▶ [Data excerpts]
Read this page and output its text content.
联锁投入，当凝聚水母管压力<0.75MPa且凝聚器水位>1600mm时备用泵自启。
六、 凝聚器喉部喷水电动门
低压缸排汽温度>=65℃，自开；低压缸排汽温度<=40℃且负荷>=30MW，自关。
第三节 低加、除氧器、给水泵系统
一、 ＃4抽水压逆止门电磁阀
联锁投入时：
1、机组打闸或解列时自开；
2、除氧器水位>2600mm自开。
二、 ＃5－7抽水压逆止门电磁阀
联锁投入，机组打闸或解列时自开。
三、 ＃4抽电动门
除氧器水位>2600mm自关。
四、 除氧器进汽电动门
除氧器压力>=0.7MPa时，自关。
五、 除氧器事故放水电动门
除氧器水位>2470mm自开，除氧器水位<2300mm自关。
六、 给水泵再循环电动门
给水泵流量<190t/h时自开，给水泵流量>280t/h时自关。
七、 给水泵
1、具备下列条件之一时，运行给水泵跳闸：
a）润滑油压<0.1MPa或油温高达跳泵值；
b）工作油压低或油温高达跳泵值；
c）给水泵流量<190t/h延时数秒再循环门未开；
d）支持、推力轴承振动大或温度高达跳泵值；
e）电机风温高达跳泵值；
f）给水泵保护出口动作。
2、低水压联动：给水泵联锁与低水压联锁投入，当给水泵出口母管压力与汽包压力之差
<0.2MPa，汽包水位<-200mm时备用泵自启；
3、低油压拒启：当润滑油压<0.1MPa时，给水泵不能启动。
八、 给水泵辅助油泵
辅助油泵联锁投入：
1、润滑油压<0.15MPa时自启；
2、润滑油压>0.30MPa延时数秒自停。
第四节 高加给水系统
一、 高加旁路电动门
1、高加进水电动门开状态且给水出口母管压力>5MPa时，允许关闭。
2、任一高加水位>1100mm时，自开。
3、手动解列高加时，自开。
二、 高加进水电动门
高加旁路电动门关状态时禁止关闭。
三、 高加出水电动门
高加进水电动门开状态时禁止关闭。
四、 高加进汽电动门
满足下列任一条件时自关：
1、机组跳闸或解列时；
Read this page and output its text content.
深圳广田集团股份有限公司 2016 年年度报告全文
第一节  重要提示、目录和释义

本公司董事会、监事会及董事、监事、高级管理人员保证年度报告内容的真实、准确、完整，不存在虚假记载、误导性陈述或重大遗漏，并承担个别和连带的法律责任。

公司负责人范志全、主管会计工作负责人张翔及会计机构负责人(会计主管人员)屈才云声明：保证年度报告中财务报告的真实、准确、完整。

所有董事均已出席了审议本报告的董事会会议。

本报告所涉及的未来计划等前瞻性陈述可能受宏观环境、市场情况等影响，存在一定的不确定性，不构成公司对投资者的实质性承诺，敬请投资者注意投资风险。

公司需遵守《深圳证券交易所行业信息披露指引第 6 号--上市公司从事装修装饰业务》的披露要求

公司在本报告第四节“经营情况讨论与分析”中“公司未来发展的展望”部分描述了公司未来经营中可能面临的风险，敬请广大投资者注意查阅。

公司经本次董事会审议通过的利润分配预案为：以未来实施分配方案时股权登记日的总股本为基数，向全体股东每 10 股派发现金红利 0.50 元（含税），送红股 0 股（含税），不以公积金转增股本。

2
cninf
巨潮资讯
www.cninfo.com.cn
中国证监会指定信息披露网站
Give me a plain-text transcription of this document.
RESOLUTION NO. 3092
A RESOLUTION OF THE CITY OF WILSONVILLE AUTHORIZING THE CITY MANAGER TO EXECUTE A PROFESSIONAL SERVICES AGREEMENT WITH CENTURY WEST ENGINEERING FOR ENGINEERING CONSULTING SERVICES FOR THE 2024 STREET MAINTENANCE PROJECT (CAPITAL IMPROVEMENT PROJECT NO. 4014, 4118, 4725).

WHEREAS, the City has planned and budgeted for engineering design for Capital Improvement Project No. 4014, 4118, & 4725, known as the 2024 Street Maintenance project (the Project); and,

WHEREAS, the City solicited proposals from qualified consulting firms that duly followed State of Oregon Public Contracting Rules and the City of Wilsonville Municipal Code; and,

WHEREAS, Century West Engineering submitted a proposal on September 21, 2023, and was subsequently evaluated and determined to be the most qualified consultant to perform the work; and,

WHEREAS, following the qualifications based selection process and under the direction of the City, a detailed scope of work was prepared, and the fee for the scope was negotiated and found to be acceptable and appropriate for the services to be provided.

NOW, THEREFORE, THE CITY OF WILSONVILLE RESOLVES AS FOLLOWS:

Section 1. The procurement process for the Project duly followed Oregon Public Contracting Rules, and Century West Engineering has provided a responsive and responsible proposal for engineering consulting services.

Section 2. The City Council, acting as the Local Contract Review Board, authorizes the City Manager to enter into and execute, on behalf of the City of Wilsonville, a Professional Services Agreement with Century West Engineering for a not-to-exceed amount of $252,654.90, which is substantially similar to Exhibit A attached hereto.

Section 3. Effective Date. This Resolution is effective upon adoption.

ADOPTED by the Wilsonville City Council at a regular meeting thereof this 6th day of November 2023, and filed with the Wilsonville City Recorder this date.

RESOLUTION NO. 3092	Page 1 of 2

▶ [What you are asked to do]
Retype every record above exactly as written.

▶ [The reply]
Read this page and output its text content.
联锁投入，当凝聚水母管压力<0.75MPa且凝聚器水位>1600mm时备用泵自启。
六、 凝聚器喉部喷水电动门
低压缸排汽温度>=65℃，自开；低压缸排汽温度<=40℃且负荷>=30MW，自关。
第三节 低加、除氧器、给水泵系统
一、 ＃4抽水压逆止门电磁阀
联锁投入时：
1、机组打闸或解列时自开；
2、除氧器水位>2600mm自开。
二、 ＃5－7抽水压逆止门电磁阀
联锁投入，机组打闸或解列时自开。
三、 ＃4抽电动门
除氧器水位>2600mm自关。
四、 除氧器进汽电动门
除氧器压力>=0.7MPa时，自关。
五、 除氧器事故放水电动门
除氧器水位>2470mm自开，除氧器水位<2300mm自关。
六、 给水泵再循环电动门
给水泵流量<190t/h时自开，给水泵流量>280t/h时自关。
七、 给水泵
1、具备下列条件之一时，运行给水泵跳闸：
a）润滑油压<0.1MPa或油温高达跳泵值；
b）工作油压低或油温高达跳泵值；
c）给水泵流量<190t/h延时数秒再循环门未开；
d）支持、推力轴承振动大或温度高达跳泵值；
e）电机风温高达跳泵值；
f）给水泵保护出口动作。
2、低水压联动：给水泵联锁与低水压联锁投入，当给水泵出口母管压力与汽包压力之差
<0.2MPa，汽包水位<-200mm时备用泵自启；
3、低油压拒启：当润滑油压<0.1MPa时，给水泵不能启动。
八、 给水泵辅助油泵
辅助油泵联锁投入：
1、润滑油压<0.15MPa时自启；
2、润滑油压>0.30MPa延时数秒自停。
第四节 高加给水系统
一、 高加旁路电动门
1、高加进水电动门开状态且给水出口母管压力>5MPa时，允许关闭。
2、任一高加水位>1100mm时，自开。
3、手动解列高加时，自开。
二、 高加进水电动门
高加旁路电动门关状态时禁止关闭。
三、 高加出水电动门
高加进水电动门开状态时禁止关闭。
四、 高加进汽电动门
满足下列任一条件时自关：
1、机组跳闸或解列时；
Read this page and output its text content.
深圳广田集团股份有限公司 2016 年年度报告全文
第一节  重要提示、目录和释义

本公司董事会、监事会及董事、监事、高级管理人员保证年度报告内容的真实、准确、完整，不存在虚假记载、误导性陈述或重大遗漏，并承担个别和连带的法律责任。

公司负责人范志全、主管会计工作负责人张翔及会计机构负责人(会计主管人员)屈才云声明：保证年度报告中财务报告的真实、准确、完整。

所有董事均已出席了审议本报告的董事会会议。

本报告所涉及的未来计划等前瞻性陈述可能受宏观环境、市场情况等影响，存在一定的不确定性，不构成公司对投资者的实质性承诺，敬请投资者注意投资风险。

公司需遵守《深圳证券交易所行业信息披露指引第 6 号--上市公司从事装修装饰业务》的披露要求

公司在本报告第四节“经营情况讨论与分析”中“公司未来发展的展望”部分描述了公司未来经营中可能面临的风险，敬请广大投资者注意查阅。

公司经本次董事会审议通过的利润分配预案为：以未来实施分配方案时股权登记日的总股本为基数，向全体股东每 10 股派发现金红利 0.50 元（含税），送红股 0 股（含税），不以公积金转增股本。

2
cninf
巨潮资讯
www.cninfo.com.cn
中国证监会指定信息披露网站
Give me a plain-text transcription of this document.
RESOLUTION NO. 3092
A RESOLUTION OF THE CITY OF WILSONVILLE AUTHORIZING THE CITY MANAGER TO EXECUTE A PROFESSIONAL SERVICES AGREEMENT WITH CENTURY WEST ENGINEERING FOR ENGINEERING CONSULTING SERVICES FOR THE 2024 STREET MAINTENANCE PROJECT (CAPITAL IMPROVEMENT PROJECT NO. 4014, 4118, 4725).

WHEREAS, the City has planned and budgeted for engineering design for Capital Improvement Project No. 4014, 4118, & 4725, known as the 2024 Street Maintenance project (the Project); and,

WHEREAS, the City solicited proposals from qualified consulting firms that duly followed State of Oregon Public Contracting Rules and the City of Wilsonville Municipal Code; and,

WHEREAS, Century West Engineering submitted a proposal on September 21, 2023, and was subsequently evaluated and determined to be the most qualified consultant to perform the work; and,

WHEREAS, following the qualifications based selection process and under the direction of the City, a detailed scope of work was prepared, and the fee for the scope was negotiated and found to be acceptable and appropriate for the services to be provided.

NOW, THEREFORE, THE CITY OF WILSONVILLE RESOLVES AS FOLLOWS:

Section 1. The procurement process for the Project duly followed Oregon Public Contracting Rules, and Century West Engineering has provided a responsive and responsible proposal for engineering consulting services.

Section 2. The City Council, acting as the Local Contract Review Board, authorizes the City Manager to enter into and execute, on behalf of the City of Wilsonville, a Professional Services Agreement with Century West Engineering for a not-to-exceed amount of $252,654.90, which is substantially similar to Exhibit A attached hereto.

Section 3. Effective Date. This Resolution is effective upon adoption.

ADOPTED by the Wilsonville City Council at a regular meeting thereof this 6th day of November 2023, and filed with the Wilsonville City Recorder this date.

RESOLUTION NO. 3092	Page 1 of 2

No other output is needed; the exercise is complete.